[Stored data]
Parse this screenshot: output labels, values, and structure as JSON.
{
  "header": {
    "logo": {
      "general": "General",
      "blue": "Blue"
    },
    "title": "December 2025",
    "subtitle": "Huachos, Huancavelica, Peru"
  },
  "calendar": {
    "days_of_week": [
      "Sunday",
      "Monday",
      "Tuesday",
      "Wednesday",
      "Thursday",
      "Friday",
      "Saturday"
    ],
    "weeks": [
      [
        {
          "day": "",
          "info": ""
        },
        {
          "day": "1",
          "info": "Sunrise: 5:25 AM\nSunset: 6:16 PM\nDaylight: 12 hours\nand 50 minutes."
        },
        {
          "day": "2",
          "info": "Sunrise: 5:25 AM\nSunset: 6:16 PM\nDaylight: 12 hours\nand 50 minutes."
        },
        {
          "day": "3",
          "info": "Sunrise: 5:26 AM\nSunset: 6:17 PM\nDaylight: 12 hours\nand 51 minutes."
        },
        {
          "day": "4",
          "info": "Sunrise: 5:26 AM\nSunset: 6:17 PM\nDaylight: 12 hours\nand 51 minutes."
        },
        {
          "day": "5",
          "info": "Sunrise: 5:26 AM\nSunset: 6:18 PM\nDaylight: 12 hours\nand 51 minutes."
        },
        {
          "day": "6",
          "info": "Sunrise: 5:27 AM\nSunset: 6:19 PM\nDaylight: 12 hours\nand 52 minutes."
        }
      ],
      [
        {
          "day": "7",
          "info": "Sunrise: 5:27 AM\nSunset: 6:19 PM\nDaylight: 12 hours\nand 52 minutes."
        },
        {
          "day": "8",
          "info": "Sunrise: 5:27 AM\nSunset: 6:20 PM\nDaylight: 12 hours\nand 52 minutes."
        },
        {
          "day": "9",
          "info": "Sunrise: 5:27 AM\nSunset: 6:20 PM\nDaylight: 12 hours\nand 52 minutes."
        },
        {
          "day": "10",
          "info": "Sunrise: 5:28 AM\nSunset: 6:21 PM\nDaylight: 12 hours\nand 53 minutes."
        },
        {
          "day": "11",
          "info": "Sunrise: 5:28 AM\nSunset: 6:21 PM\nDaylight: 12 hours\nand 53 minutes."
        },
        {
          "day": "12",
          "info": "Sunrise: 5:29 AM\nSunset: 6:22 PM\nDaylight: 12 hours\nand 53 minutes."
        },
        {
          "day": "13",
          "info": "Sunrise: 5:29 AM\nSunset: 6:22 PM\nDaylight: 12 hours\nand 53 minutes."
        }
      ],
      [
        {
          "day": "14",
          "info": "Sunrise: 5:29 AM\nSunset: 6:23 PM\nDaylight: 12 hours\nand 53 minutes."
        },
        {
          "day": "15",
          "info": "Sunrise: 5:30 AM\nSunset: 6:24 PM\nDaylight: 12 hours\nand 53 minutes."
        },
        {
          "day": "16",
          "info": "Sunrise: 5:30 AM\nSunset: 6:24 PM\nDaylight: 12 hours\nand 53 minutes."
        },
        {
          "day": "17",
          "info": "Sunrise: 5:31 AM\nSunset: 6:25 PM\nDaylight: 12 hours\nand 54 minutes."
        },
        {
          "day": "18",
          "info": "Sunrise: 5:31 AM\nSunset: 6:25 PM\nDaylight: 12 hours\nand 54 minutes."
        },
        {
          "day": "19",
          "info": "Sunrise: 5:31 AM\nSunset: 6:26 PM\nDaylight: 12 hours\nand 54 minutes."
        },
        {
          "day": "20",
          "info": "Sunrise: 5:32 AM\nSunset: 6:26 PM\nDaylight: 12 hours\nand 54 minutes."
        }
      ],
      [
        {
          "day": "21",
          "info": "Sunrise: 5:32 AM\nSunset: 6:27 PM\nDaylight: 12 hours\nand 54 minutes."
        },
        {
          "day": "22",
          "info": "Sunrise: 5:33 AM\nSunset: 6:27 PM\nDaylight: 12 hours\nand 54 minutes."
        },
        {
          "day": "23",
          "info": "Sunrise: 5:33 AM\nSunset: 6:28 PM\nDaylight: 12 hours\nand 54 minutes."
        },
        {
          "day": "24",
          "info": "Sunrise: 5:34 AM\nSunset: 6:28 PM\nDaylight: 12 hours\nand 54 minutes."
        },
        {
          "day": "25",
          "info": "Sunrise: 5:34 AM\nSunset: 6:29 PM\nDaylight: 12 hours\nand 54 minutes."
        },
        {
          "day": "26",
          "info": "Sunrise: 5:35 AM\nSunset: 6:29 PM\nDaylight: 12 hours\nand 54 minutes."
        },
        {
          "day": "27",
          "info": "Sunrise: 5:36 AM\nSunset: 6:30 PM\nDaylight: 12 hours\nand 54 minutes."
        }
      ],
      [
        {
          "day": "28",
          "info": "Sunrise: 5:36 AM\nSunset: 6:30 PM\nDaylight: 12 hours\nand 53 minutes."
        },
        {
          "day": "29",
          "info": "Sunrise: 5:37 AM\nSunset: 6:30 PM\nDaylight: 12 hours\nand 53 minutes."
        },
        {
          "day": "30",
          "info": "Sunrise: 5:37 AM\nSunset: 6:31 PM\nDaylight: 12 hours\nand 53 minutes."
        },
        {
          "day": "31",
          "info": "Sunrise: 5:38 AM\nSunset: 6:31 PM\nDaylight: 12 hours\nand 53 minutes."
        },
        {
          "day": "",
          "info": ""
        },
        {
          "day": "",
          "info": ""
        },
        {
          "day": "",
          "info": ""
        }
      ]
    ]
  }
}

→ TASK INSTRUCTIONS:
Make an exact copy of every entry.

→ SOLUTION BELOW:
Parse this screenshot: output labels, values, and structure as JSON.
{
  "header": {
    "logo": {
      "general": "General",
      "blue": "Blue"
    },
    "title": "December 2025",
    "subtitle": "Huachos, Huancavelica, Peru"
  },
  "calendar": {
    "days_of_week": [
      "Sunday",
      "Monday",
      "Tuesday",
      "Wednesday",
      "Thursday",
      "Friday",
      "Saturday"
    ],
    "weeks": [
      [
        {
          "day": "",
          "info": ""
        },
        {
          "day": "1",
          "info": "Sunrise: 5:25 AM\nSunset: 6:16 PM\nDaylight: 12 hours\nand 50 minutes."
        },
        {
          "day": "2",
          "info": "Sunrise: 5:25 AM\nSunset: 6:16 PM\nDaylight: 12 hours\nand 50 minutes."
        },
        {
          "day": "3",
          "info": "Sunrise: 5:26 AM\nSunset: 6:17 PM\nDaylight: 12 hours\nand 51 minutes."
        },
        {
          "day": "4",
          "info": "Sunrise: 5:26 AM\nSunset: 6:17 PM\nDaylight: 12 hours\nand 51 minutes."
        },
        {
          "day": "5",
          "info": "Sunrise: 5:26 AM\nSunset: 6:18 PM\nDaylight: 12 hours\nand 51 minutes."
        },
        {
          "day": "6",
          "info": "Sunrise: 5:27 AM\nSunset: 6:19 PM\nDaylight: 12 hours\nand 52 minutes."
        }
      ],
      [
        {
          "day": "7",
          "info": "Sunrise: 5:27 AM\nSunset: 6:19 PM\nDaylight: 12 hours\nand 52 minutes."
        },
        {
          "day": "8",
          "info": "Sunrise: 5:27 AM\nSunset: 6:20 PM\nDaylight: 12 hours\nand 52 minutes."
        },
        {
          "day": "9",
          "info": "Sunrise: 5:27 AM\nSunset: 6:20 PM\nDaylight: 12 hours\nand 52 minutes."
        },
        {
          "day": "10",
          "info": "Sunrise: 5:28 AM\nSunset: 6:21 PM\nDaylight: 12 hours\nand 53 minutes."
        },
        {
          "day": "11",
          "info": "Sunrise: 5:28 AM\nSunset: 6:21 PM\nDaylight: 12 hours\nand 53 minutes."
        },
        {
          "day": "12",
          "info": "Sunrise: 5:29 AM\nSunset: 6:22 PM\nDaylight: 12 hours\nand 53 minutes."
        },
        {
          "day": "13",
          "info": "Sunrise: 5:29 AM\nSunset: 6:22 PM\nDaylight: 12 hours\nand 53 minutes."
        }
      ],
      [
        {
          "day": "14",
          "info": "Sunrise: 5:29 AM\nSunset: 6:23 PM\nDaylight: 12 hours\nand 53 minutes."
        },
        {
          "day": "15",
          "info": "Sunrise: 5:30 AM\nSunset: 6:24 PM\nDaylight: 12 hours\nand 53 minutes."
        },
        {
          "day": "16",
          "info": "Sunrise: 5:30 AM\nSunset: 6:24 PM\nDaylight: 12 hours\nand 53 minutes."
        },
        {
          "day": "17",
          "info": "Sunrise: 5:31 AM\nSunset: 6:25 PM\nDaylight: 12 hours\nand 54 minutes."
        },
        {
          "day": "18",
          "info": "Sunrise: 5:31 AM\nSunset: 6:25 PM\nDaylight: 12 hours\nand 54 minutes."
        },
        {
          "day": "19",
          "info": "Sunrise: 5:31 AM\nSunset: 6:26 PM\nDaylight: 12 hours\nand 54 minutes."
        },
        {
          "day": "20",
          "info": "Sunrise: 5:32 AM\nSunset: 6:26 PM\nDaylight: 12 hours\nand 54 minutes."
        }
      ],
      [
        {
          "day": "21",
          "info": "Sunrise: 5:32 AM\nSunset: 6:27 PM\nDaylight: 12 hours\nand 54 minutes."
        },
        {
          "day": "22",
          "info": "Sunrise: 5:33 AM\nSunset: 6:27 PM\nDaylight: 12 hours\nand 54 minutes."
        },
        {
          "day": "23",
          "info": "Sunrise: 5:33 AM\nSunset: 6:28 PM\nDaylight: 12 hours\nand 54 minutes."
        },
        {
          "day": "24",
          "info": "Sunrise: 5:34 AM\nSunset: 6:28 PM\nDaylight: 12 hours\nand 54 minutes."
        },
        {
          "day": "25",
          "info": "Sunrise: 5:34 AM\nSunset: 6:29 PM\nDaylight: 12 hours\nand 54 minutes."
        },
        {
          "day": "26",
          "info": "Sunrise: 5:35 AM\nSunset: 6:29 PM\nDaylight: 12 hours\nand 54 minutes."
        },
        {
          "day": "27",
          "info": "Sunrise: 5:36 AM\nSunset: 6:30 PM\nDaylight: 12 hours\nand 54 minutes."
        }
      ],
      [
        {
          "day": "28",
          "info": "Sunrise: 5:36 AM\nSunset: 6:30 PM\nDaylight: 12 hours\nand 53 minutes."
        },
        {
          "day": "29",
          "info": "Sunrise: 5:37 AM\nSunset: 6:30 PM\nDaylight: 12 hours\nand 53 minutes."
        },
        {
          "day": "30",
          "info": "Sunrise: 5:37 AM\nSunset: 6:31 PM\nDaylight: 12 hours\nand 53 minutes."
        },
        {
          "day": "31",
          "info": "Sunrise: 5:38 AM\nSunset: 6:31 PM\nDaylight: 12 hours\nand 53 minutes."
        },
        {
          "day": "",
          "info": ""
        },
        {
          "day": "",
          "info": ""
        },
        {
          "day": "",
          "info": ""
        }
      ]
    ]
  }
}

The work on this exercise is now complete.